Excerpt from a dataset
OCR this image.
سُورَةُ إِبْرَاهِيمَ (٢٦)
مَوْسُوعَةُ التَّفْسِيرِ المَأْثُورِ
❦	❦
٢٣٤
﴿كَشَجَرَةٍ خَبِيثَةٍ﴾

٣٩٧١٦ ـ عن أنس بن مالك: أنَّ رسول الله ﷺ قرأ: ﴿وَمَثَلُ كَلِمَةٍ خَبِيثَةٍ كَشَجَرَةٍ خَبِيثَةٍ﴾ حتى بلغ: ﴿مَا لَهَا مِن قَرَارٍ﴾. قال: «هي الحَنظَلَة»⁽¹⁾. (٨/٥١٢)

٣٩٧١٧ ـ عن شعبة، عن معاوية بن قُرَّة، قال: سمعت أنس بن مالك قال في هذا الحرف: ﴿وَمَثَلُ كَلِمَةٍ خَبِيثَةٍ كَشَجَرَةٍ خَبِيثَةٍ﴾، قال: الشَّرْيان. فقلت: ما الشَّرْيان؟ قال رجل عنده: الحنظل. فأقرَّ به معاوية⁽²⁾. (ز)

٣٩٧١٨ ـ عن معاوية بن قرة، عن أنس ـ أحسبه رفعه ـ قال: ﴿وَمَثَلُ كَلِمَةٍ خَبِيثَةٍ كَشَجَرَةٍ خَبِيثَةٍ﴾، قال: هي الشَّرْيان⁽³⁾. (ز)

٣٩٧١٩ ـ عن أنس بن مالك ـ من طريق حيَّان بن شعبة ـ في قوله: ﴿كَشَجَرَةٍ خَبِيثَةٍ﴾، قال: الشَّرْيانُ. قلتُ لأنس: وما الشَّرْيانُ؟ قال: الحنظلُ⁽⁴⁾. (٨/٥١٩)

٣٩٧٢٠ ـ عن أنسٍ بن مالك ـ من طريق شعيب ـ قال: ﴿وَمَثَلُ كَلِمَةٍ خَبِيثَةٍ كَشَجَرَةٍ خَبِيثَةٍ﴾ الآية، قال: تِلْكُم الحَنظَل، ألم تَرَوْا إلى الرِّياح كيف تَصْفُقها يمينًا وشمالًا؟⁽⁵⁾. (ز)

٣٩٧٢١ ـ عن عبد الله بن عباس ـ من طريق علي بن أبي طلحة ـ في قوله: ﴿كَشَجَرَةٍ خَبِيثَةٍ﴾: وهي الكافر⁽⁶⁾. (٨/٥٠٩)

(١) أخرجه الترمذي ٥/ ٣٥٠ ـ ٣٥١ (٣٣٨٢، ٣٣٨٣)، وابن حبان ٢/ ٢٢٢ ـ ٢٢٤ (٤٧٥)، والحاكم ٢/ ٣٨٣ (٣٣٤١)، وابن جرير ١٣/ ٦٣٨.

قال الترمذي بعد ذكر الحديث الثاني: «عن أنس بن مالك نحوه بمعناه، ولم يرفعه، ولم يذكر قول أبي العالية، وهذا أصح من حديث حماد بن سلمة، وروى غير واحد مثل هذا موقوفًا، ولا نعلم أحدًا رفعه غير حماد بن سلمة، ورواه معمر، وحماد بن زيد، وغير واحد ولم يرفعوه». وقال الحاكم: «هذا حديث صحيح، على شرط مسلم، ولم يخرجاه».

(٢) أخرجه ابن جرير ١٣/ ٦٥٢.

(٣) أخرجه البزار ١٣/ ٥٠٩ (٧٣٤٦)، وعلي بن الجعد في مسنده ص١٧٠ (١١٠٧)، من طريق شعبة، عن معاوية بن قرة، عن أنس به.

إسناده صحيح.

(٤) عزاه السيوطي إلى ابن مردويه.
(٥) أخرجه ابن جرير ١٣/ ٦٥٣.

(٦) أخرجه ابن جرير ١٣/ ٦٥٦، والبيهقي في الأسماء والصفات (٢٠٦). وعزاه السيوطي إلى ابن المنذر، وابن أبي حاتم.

*GIVEN TASK*:
In the entries above, find each line with the word "شعبة" and copy it.

*FULL RESPONSE*:
٣٩٧١٧ ـ عن شعبة، عن معاوية بن قُرَّة، قال: سمعت أنس بن مالك قال في هذا الحرف: ﴿وَمَثَلُ كَلِمَةٍ خَبِيثَةٍ كَشَجَرَةٍ خَبِيثَةٍ﴾، قال: الشَّرْيان. فقلت: ما الشَّرْيان؟ قال رجل عنده: الحنظل. فأقرَّ به معاوية⁽²⁾. (ز)
٣٩٧١٩ ـ عن أنس بن مالك ـ من طريق حيَّان بن شعبة ـ في قوله: ﴿كَشَجَرَةٍ خَبِيثَةٍ﴾، قال: الشَّرْيانُ. قلتُ لأنس: وما الشَّرْيانُ؟ قال: الحنظلُ⁽⁴⁾. (٨/٥١٩)
(٣) أخرجه البزار ١٣/ ٥٠٩ (٧٣٤٦)، وعلي بن الجعد في مسنده ص١٧٠ (١١٠٧)، من طريق شعبة، عن معاوية بن قرة، عن أنس به.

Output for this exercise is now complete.